* begin MATERIAL FOR THIS EXERCISE *
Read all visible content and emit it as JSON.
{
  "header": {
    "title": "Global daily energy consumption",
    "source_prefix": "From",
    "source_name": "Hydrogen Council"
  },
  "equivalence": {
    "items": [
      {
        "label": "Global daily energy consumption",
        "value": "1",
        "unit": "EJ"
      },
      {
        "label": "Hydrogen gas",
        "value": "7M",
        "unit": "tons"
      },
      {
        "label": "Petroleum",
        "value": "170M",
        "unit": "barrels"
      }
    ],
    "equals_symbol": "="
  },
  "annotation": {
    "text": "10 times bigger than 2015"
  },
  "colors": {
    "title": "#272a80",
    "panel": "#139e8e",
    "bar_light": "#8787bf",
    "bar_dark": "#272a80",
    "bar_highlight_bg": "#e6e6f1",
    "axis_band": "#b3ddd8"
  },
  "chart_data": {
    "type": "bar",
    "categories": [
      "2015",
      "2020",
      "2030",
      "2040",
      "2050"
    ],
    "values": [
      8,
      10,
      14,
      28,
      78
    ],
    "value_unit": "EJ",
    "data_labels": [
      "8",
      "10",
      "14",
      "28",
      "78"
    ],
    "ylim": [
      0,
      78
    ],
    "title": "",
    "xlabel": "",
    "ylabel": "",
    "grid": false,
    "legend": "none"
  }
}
* end MATERIAL FOR THIS EXERCISE *
EXERCISE BRIEF
Retype the listing above in full, with no alterations.

ANSWER TO THIS EXERCISE
Read all visible content and emit it as JSON.
{
  "header": {
    "title": "Global daily energy consumption",
    "source_prefix": "From",
    "source_name": "Hydrogen Council"
  },
  "equivalence": {
    "items": [
      {
        "label": "Global daily energy consumption",
        "value": "1",
        "unit": "EJ"
      },
      {
        "label": "Hydrogen gas",
        "value": "7M",
        "unit": "tons"
      },
      {
        "label": "Petroleum",
        "value": "170M",
        "unit": "barrels"
      }
    ],
    "equals_symbol": "="
  },
  "annotation": {
    "text": "10 times bigger than 2015"
  },
  "colors": {
    "title": "#272a80",
    "panel": "#139e8e",
    "bar_light": "#8787bf",
    "bar_dark": "#272a80",
    "bar_highlight_bg": "#e6e6f1",
    "axis_band": "#b3ddd8"
  },
  "chart_data": {
    "type": "bar",
    "categories": [
      "2015",
      "2020",
      "2030",
      "2040",
      "2050"
    ],
    "values": [
      8,
      10,
      14,
      28,
      78
    ],
    "value_unit": "EJ",
    "data_labels": [
      "8",
      "10",
      "14",
      "28",
      "78"
    ],
    "ylim": [
      0,
      78
    ],
    "title": "",
    "xlabel": "",
    "ylabel": "",
    "grid": false,
    "legend": "none"
  }
}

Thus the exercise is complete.